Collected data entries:
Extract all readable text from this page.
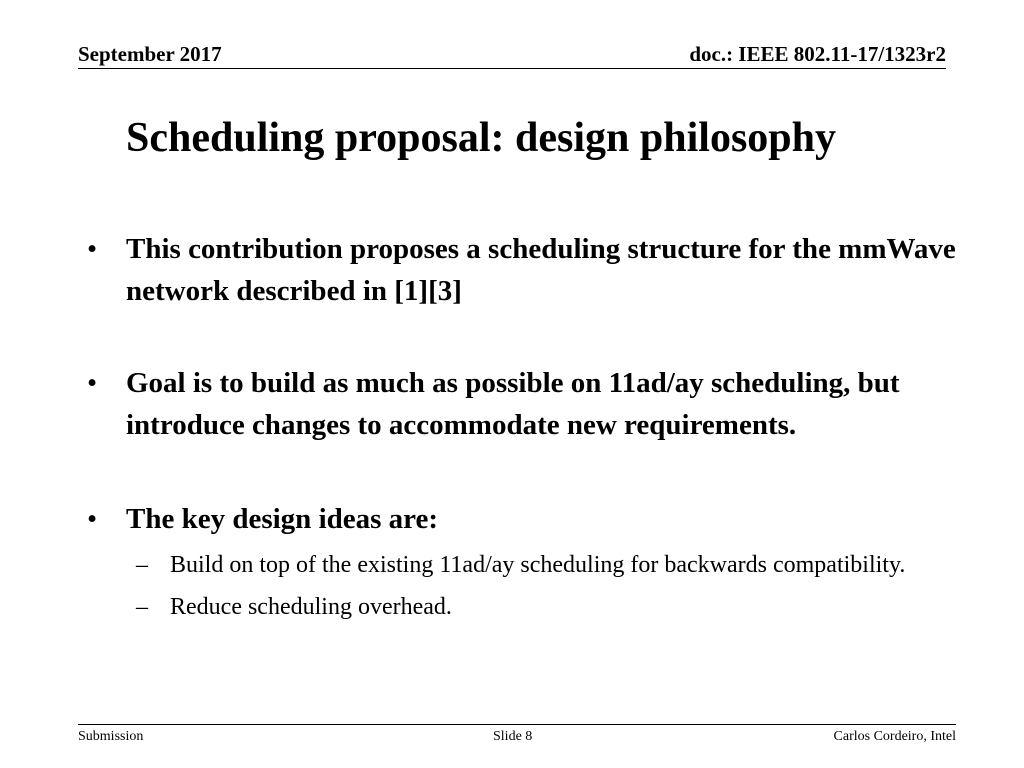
September 2017	doc.: IEEE 802.11-17/1323r2
Scheduling proposal: design philosophy
• This contribution proposes a scheduling structure for the mmWave network described in [1][3]
• Goal is to build as much as possible on 11ad/ay scheduling, but introduce changes to accommodate new requirements.
• The key design ideas are:
– Build on top of the existing 11ad/ay scheduling for backwards compatibility.
– Reduce scheduling overhead.
Submission	Slide 8	Carlos Cordeiro, Intel
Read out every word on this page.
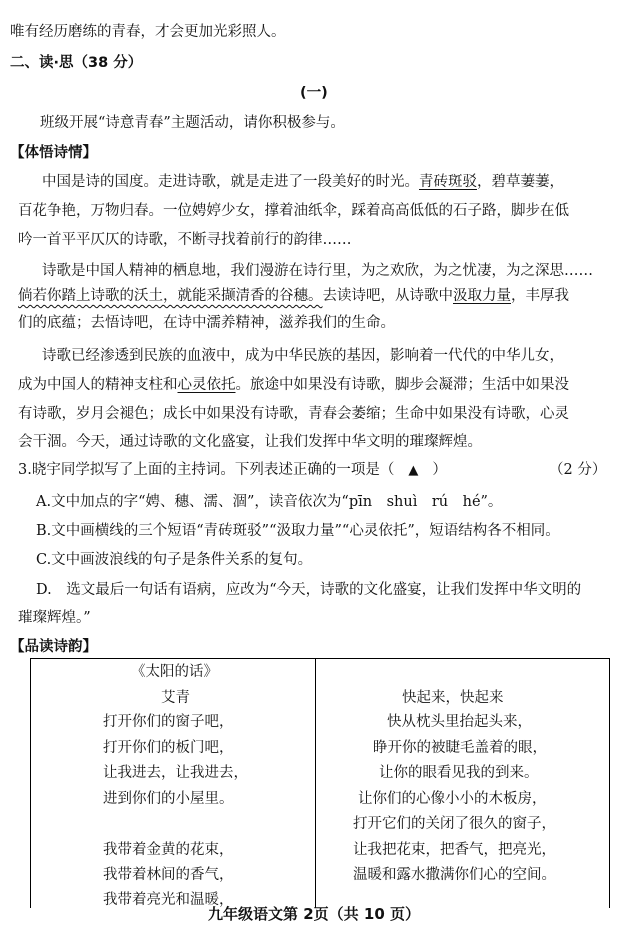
唯有经历磨练的青春，才会更加光彩照人。
二、读·思（38 分）
(一)
班级开展“诗意青春”主题活动，请你积极参与。
【体悟诗情】
中国是诗的国度。走进诗歌，就是走进了一段美好的时光。青砖斑驳，碧草萋萋，
百花争艳，万物归春。一位娉婷少女，撑着油纸伞，踩着高高低低的石子路，脚步在低
吟一首平平仄仄的诗歌，不断寻找着前行的韵律……
诗歌是中国人精神的栖息地，我们漫游在诗行里，为之欢欣，为之忧凄，为之深思……
倘若你踏上诗歌的沃土，就能采撷清香的谷穗。去读诗吧，从诗歌中汲取力量，丰厚我
们的底蕴；去悟诗吧，在诗中濡养精神，滋养我们的生命。
诗歌已经渗透到民族的血液中，成为中华民族的基因，影响着一代代的中华儿女，
成为中国人的精神支柱和心灵依托。旅途中如果没有诗歌，脚步会凝滞；生活中如果没
有诗歌，岁月会褪色；成长中如果没有诗歌，青春会萎缩；生命中如果没有诗歌，心灵
会干涸。今天，通过诗歌的文化盛宴，让我们发挥中华文明的璀璨辉煌。
3.晓宇同学拟写了上面的主持词。下列表述正确的一项是（ ▲ ）	（2 分）
A.文中加点的字“娉、穗、濡、涸”，读音依次为“pīn　shuì　rú　hé”。
B.文中画横线的三个短语“青砖斑驳”“汲取力量”“心灵依托”，短语结构各不相同。
C.文中画波浪线的句子是条件关系的复句。
D.　选文最后一句话有语病，应改为“今天，诗歌的文化盛宴，让我们发挥中华文明的
璀璨辉煌。”
【品读诗韵】
《太阳的话》
艾青
打开你们的窗子吧，
打开你们的板门吧，
让我进去，让我进去，
进到你们的小屋里。
我带着金黄的花束，
我带着林间的香气，
我带着亮光和温暖，
快起来，快起来
快从枕头里抬起头来，
睁开你的被睫毛盖着的眼，
让你的眼看见我的到来。
让你们的心像小小的木板房，
打开它们的关闭了很久的窗子，
让我把花束，把香气，把亮光，
温暖和露水撒满你们心的空间。
九年级语文第 2页（共 10 页）
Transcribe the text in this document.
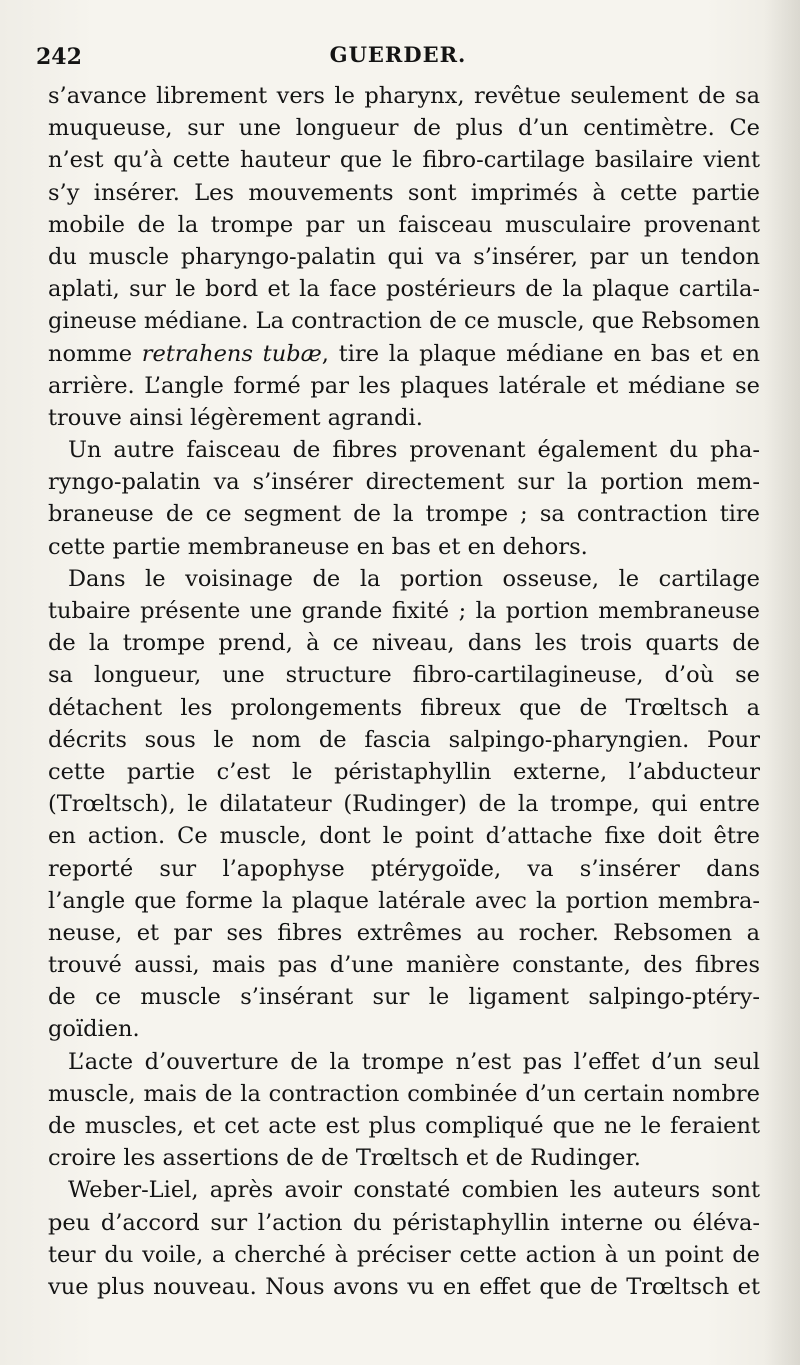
242	GUERDER.
s’avance librement vers le pharynx, revêtue seulement de sa
muqueuse, sur une longueur de plus d’un centimètre. Ce
n’est qu’à cette hauteur que le fibro-cartilage basilaire vient
s’y insérer. Les mouvements sont imprimés à cette partie
mobile de la trompe par un faisceau musculaire provenant
du muscle pharyngo-palatin qui va s’insérer, par un tendon
aplati, sur le bord et la face postérieurs de la plaque cartila-
gineuse médiane. La contraction de ce muscle, que Rebsomen
nomme retrahens tubæ, tire la plaque médiane en bas et en
arrière. L’angle formé par les plaques latérale et médiane se
trouve ainsi légèrement agrandi.
Un autre faisceau de fibres provenant également du pha-
ryngo-palatin va s’insérer directement sur la portion mem-
braneuse de ce segment de la trompe ; sa contraction tire
cette partie membraneuse en bas et en dehors.
Dans le voisinage de la portion osseuse, le cartilage
tubaire présente une grande fixité ; la portion membraneuse
de la trompe prend, à ce niveau, dans les trois quarts de
sa longueur, une structure fibro-cartilagineuse, d’où se
détachent les prolongements fibreux que de Trœltsch a
décrits sous le nom de fascia salpingo-pharyngien. Pour
cette partie c’est le péristaphyllin externe, l’abducteur
(Trœltsch), le dilatateur (Rudinger) de la trompe, qui entre
en action. Ce muscle, dont le point d’attache fixe doit être
reporté sur l’apophyse ptérygoïde, va s’insérer dans
l’angle que forme la plaque latérale avec la portion membra-
neuse, et par ses fibres extrêmes au rocher. Rebsomen a
trouvé aussi, mais pas d’une manière constante, des fibres
de ce muscle s’insérant sur le ligament salpingo-ptéry-
goïdien.
L’acte d’ouverture de la trompe n’est pas l’effet d’un seul
muscle, mais de la contraction combinée d’un certain nombre
de muscles, et cet acte est plus compliqué que ne le feraient
croire les assertions de de Trœltsch et de Rudinger.
Weber-Liel, après avoir constaté combien les auteurs sont
peu d’accord sur l’action du péristaphyllin interne ou éléva-
teur du voile, a cherché à préciser cette action à un point de
vue plus nouveau. Nous avons vu en effet que de Trœltsch et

** The problem **
Copy every line above word for word and exclude the pictures.

** In response **
Extract all readable text from this page.
September 2017	doc.: IEEE 802.11-17/1323r2
Scheduling proposal: design philosophy
• This contribution proposes a scheduling structure for the mmWave network described in [1][3]
• Goal is to build as much as possible on 11ad/ay scheduling, but introduce changes to accommodate new requirements.
• The key design ideas are:
– Build on top of the existing 11ad/ay scheduling for backwards compatibility.
– Reduce scheduling overhead.
Submission	Slide 8	Carlos Cordeiro, Intel
Read out every word on this page.
唯有经历磨练的青春，才会更加光彩照人。
二、读·思（38 分）
(一)
班级开展“诗意青春”主题活动，请你积极参与。
【体悟诗情】
中国是诗的国度。走进诗歌，就是走进了一段美好的时光。青砖斑驳，碧草萋萋，
百花争艳，万物归春。一位娉婷少女，撑着油纸伞，踩着高高低低的石子路，脚步在低
吟一首平平仄仄的诗歌，不断寻找着前行的韵律……
诗歌是中国人精神的栖息地，我们漫游在诗行里，为之欢欣，为之忧凄，为之深思……
倘若你踏上诗歌的沃土，就能采撷清香的谷穗。去读诗吧，从诗歌中汲取力量，丰厚我
们的底蕴；去悟诗吧，在诗中濡养精神，滋养我们的生命。
诗歌已经渗透到民族的血液中，成为中华民族的基因，影响着一代代的中华儿女，
成为中国人的精神支柱和心灵依托。旅途中如果没有诗歌，脚步会凝滞；生活中如果没
有诗歌，岁月会褪色；成长中如果没有诗歌，青春会萎缩；生命中如果没有诗歌，心灵
会干涸。今天，通过诗歌的文化盛宴，让我们发挥中华文明的璀璨辉煌。
3.晓宇同学拟写了上面的主持词。下列表述正确的一项是（ ▲ ）	（2 分）
A.文中加点的字“娉、穗、濡、涸”，读音依次为“pīn　shuì　rú　hé”。
B.文中画横线的三个短语“青砖斑驳”“汲取力量”“心灵依托”，短语结构各不相同。
C.文中画波浪线的句子是条件关系的复句。
D.　选文最后一句话有语病，应改为“今天，诗歌的文化盛宴，让我们发挥中华文明的
璀璨辉煌。”
【品读诗韵】
《太阳的话》
艾青
打开你们的窗子吧，
打开你们的板门吧，
让我进去，让我进去，
进到你们的小屋里。
我带着金黄的花束，
我带着林间的香气，
我带着亮光和温暖，
快起来，快起来
快从枕头里抬起头来，
睁开你的被睫毛盖着的眼，
让你的眼看见我的到来。
让你们的心像小小的木板房，
打开它们的关闭了很久的窗子，
让我把花束，把香气，把亮光，
温暖和露水撒满你们心的空间。
九年级语文第 2页（共 10 页）
Transcribe the text in this document.
242	GUERDER.
s’avance librement vers le pharynx, revêtue seulement de sa
muqueuse, sur une longueur de plus d’un centimètre. Ce
n’est qu’à cette hauteur que le fibro-cartilage basilaire vient
s’y insérer. Les mouvements sont imprimés à cette partie
mobile de la trompe par un faisceau musculaire provenant
du muscle pharyngo-palatin qui va s’insérer, par un tendon
aplati, sur le bord et la face postérieurs de la plaque cartila-
gineuse médiane. La contraction de ce muscle, que Rebsomen
nomme retrahens tubæ, tire la plaque médiane en bas et en
arrière. L’angle formé par les plaques latérale et médiane se
trouve ainsi légèrement agrandi.
Un autre faisceau de fibres provenant également du pha-
ryngo-palatin va s’insérer directement sur la portion mem-
braneuse de ce segment de la trompe ; sa contraction tire
cette partie membraneuse en bas et en dehors.
Dans le voisinage de la portion osseuse, le cartilage
tubaire présente une grande fixité ; la portion membraneuse
de la trompe prend, à ce niveau, dans les trois quarts de
sa longueur, une structure fibro-cartilagineuse, d’où se
détachent les prolongements fibreux que de Trœltsch a
décrits sous le nom de fascia salpingo-pharyngien. Pour
cette partie c’est le péristaphyllin externe, l’abducteur
(Trœltsch), le dilatateur (Rudinger) de la trompe, qui entre
en action. Ce muscle, dont le point d’attache fixe doit être
reporté sur l’apophyse ptérygoïde, va s’insérer dans
l’angle que forme la plaque latérale avec la portion membra-
neuse, et par ses fibres extrêmes au rocher. Rebsomen a
trouvé aussi, mais pas d’une manière constante, des fibres
de ce muscle s’insérant sur le ligament salpingo-ptéry-
goïdien.
L’acte d’ouverture de la trompe n’est pas l’effet d’un seul
muscle, mais de la contraction combinée d’un certain nombre
de muscles, et cet acte est plus compliqué que ne le feraient
croire les assertions de de Trœltsch et de Rudinger.
Weber-Liel, après avoir constaté combien les auteurs sont
peu d’accord sur l’action du péristaphyllin interne ou éléva-
teur du voile, a cherché à préciser cette action à un point de
vue plus nouveau. Nous avons vu en effet que de Trœltsch et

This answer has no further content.